Listed records:

..............................

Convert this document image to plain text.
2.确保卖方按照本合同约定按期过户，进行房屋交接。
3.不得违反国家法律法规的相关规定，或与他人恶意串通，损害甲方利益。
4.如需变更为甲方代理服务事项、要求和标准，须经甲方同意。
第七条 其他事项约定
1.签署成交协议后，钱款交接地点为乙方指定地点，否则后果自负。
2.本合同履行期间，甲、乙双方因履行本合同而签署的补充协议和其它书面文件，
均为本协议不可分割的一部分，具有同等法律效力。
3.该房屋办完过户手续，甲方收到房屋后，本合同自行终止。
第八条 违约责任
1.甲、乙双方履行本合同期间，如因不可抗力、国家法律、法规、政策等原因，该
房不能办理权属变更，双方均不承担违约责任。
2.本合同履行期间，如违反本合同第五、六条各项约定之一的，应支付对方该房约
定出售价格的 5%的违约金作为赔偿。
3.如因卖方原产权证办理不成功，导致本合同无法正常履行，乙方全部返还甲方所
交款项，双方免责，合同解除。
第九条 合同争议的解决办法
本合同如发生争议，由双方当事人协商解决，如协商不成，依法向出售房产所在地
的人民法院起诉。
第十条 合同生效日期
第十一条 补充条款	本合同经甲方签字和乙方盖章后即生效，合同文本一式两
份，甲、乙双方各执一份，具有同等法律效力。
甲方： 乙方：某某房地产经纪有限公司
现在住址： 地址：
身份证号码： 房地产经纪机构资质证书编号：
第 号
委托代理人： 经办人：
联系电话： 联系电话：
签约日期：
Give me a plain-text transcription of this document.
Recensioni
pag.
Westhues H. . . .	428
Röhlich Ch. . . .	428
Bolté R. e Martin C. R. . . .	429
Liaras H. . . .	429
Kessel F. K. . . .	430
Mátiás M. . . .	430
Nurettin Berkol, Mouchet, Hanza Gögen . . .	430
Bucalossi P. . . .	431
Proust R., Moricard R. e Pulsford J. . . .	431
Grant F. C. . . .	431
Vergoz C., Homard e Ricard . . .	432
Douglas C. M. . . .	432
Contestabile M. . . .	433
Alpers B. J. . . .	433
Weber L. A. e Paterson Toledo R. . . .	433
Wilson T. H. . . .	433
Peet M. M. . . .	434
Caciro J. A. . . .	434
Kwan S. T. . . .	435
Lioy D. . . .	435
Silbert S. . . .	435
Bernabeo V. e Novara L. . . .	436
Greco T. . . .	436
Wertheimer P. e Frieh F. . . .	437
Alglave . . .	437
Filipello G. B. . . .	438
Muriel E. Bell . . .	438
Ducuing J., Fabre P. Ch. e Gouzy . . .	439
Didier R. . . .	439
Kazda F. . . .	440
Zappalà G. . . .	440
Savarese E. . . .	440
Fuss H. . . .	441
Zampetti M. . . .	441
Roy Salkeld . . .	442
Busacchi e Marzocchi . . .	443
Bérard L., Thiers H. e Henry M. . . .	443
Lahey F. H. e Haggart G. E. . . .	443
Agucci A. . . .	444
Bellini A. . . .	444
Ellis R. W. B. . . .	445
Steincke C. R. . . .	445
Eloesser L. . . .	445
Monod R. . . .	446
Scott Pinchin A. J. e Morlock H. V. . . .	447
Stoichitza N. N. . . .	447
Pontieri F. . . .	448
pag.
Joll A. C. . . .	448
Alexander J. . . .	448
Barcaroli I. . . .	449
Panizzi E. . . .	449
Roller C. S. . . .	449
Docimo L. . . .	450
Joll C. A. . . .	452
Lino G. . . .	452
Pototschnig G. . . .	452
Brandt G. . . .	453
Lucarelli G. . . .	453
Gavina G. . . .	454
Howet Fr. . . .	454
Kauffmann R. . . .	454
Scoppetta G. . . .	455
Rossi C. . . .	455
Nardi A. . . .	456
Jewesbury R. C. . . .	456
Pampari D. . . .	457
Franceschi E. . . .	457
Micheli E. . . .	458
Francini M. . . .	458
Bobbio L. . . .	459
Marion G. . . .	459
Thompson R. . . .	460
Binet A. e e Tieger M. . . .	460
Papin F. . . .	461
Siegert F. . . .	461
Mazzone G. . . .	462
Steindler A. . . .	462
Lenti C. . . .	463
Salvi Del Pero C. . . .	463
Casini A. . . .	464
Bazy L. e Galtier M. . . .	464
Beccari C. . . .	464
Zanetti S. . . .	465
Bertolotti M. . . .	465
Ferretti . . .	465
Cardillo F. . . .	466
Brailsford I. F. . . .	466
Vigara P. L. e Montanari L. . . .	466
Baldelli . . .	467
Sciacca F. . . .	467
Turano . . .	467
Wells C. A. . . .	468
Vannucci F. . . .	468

..............................

Filter the data for the string "document" and copy every line that has it.

Task answer:
Convert this document image to plain text.
Give me a plain-text transcription of this document.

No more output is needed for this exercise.